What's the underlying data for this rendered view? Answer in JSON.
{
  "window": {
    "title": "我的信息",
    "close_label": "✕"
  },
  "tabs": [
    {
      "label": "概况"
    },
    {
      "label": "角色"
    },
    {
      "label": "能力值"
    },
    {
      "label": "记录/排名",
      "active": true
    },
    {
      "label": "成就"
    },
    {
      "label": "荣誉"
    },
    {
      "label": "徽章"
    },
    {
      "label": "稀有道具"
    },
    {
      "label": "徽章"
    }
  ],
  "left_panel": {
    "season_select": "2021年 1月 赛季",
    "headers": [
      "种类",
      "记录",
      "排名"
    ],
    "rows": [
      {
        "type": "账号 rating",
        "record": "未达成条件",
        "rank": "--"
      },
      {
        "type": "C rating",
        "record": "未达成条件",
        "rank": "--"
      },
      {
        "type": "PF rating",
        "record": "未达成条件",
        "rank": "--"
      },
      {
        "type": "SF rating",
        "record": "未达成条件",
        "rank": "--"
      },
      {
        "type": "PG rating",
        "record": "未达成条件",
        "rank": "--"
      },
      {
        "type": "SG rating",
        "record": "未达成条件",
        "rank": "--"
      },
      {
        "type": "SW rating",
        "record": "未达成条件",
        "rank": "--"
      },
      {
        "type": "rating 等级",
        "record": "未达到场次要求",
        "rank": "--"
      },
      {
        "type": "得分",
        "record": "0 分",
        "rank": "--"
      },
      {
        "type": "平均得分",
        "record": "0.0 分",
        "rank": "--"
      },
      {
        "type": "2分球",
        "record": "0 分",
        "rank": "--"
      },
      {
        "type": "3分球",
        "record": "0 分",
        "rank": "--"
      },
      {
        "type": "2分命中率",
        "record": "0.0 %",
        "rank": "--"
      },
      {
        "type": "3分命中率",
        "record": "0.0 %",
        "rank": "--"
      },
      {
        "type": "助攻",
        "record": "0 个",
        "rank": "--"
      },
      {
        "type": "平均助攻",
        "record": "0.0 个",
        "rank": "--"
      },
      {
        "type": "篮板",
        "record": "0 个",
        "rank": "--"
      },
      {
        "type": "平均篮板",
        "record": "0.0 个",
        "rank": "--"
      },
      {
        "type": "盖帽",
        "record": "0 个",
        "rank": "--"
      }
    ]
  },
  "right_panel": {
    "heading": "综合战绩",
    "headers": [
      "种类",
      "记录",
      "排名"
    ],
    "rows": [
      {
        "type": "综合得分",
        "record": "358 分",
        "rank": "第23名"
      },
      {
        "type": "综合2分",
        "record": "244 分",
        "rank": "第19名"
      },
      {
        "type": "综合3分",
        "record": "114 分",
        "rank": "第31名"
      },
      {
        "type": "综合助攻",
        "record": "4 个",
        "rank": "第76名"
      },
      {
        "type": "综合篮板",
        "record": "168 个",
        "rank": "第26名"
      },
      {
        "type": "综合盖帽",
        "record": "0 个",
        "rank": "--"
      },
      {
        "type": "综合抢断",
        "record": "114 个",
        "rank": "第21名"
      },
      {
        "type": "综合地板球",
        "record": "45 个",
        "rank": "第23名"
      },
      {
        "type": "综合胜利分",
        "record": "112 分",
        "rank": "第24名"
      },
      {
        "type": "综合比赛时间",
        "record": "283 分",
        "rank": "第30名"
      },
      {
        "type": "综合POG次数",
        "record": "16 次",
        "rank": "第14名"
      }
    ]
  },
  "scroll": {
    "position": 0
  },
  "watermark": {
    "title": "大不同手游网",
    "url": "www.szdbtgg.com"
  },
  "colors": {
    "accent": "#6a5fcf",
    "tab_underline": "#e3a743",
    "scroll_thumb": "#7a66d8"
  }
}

------------

**Task brief:** Repeat all the entries word for word.

**Task output:**
What's the underlying data for this rendered view? Answer in JSON.
{
  "window": {
    "title": "我的信息",
    "close_label": "✕"
  },
  "tabs": [
    {
      "label": "概况"
    },
    {
      "label": "角色"
    },
    {
      "label": "能力值"
    },
    {
      "label": "记录/排名",
      "active": true
    },
    {
      "label": "成就"
    },
    {
      "label": "荣誉"
    },
    {
      "label": "徽章"
    },
    {
      "label": "稀有道具"
    },
    {
      "label": "徽章"
    }
  ],
  "left_panel": {
    "season_select": "2021年 1月 赛季",
    "headers": [
      "种类",
      "记录",
      "排名"
    ],
    "rows": [
      {
        "type": "账号 rating",
        "record": "未达成条件",
        "rank": "--"
      },
      {
        "type": "C rating",
        "record": "未达成条件",
        "rank": "--"
      },
      {
        "type": "PF rating",
        "record": "未达成条件",
        "rank": "--"
      },
      {
        "type": "SF rating",
        "record": "未达成条件",
        "rank": "--"
      },
      {
        "type": "PG rating",
        "record": "未达成条件",
        "rank": "--"
      },
      {
        "type": "SG rating",
        "record": "未达成条件",
        "rank": "--"
      },
      {
        "type": "SW rating",
        "record": "未达成条件",
        "rank": "--"
      },
      {
        "type": "rating 等级",
        "record": "未达到场次要求",
        "rank": "--"
      },
      {
        "type": "得分",
        "record": "0 分",
        "rank": "--"
      },
      {
        "type": "平均得分",
        "record": "0.0 分",
        "rank": "--"
      },
      {
        "type": "2分球",
        "record": "0 分",
        "rank": "--"
      },
      {
        "type": "3分球",
        "record": "0 分",
        "rank": "--"
      },
      {
        "type": "2分命中率",
        "record": "0.0 %",
        "rank": "--"
      },
      {
        "type": "3分命中率",
        "record": "0.0 %",
        "rank": "--"
      },
      {
        "type": "助攻",
        "record": "0 个",
        "rank": "--"
      },
      {
        "type": "平均助攻",
        "record": "0.0 个",
        "rank": "--"
      },
      {
        "type": "篮板",
        "record": "0 个",
        "rank": "--"
      },
      {
        "type": "平均篮板",
        "record": "0.0 个",
        "rank": "--"
      },
      {
        "type": "盖帽",
        "record": "0 个",
        "rank": "--"
      }
    ]
  },
  "right_panel": {
    "heading": "综合战绩",
    "headers": [
      "种类",
      "记录",
      "排名"
    ],
    "rows": [
      {
        "type": "综合得分",
        "record": "358 分",
        "rank": "第23名"
      },
      {
        "type": "综合2分",
        "record": "244 分",
        "rank": "第19名"
      },
      {
        "type": "综合3分",
        "record": "114 分",
        "rank": "第31名"
      },
      {
        "type": "综合助攻",
        "record": "4 个",
        "rank": "第76名"
      },
      {
        "type": "综合篮板",
        "record": "168 个",
        "rank": "第26名"
      },
      {
        "type": "综合盖帽",
        "record": "0 个",
        "rank": "--"
      },
      {
        "type": "综合抢断",
        "record": "114 个",
        "rank": "第21名"
      },
      {
        "type": "综合地板球",
        "record": "45 个",
        "rank": "第23名"
      },
      {
        "type": "综合胜利分",
        "record": "112 分",
        "rank": "第24名"
      },
      {
        "type": "综合比赛时间",
        "record": "283 分",
        "rank": "第30名"
      },
      {
        "type": "综合POG次数",
        "record": "16 次",
        "rank": "第14名"
      }
    ]
  },
  "scroll": {
    "position": 0
  },
  "watermark": {
    "title": "大不同手游网",
    "url": "www.szdbtgg.com"
  },
  "colors": {
    "accent": "#6a5fcf",
    "tab_underline": "#e3a743",
    "scroll_thumb": "#7a66d8"
  }
}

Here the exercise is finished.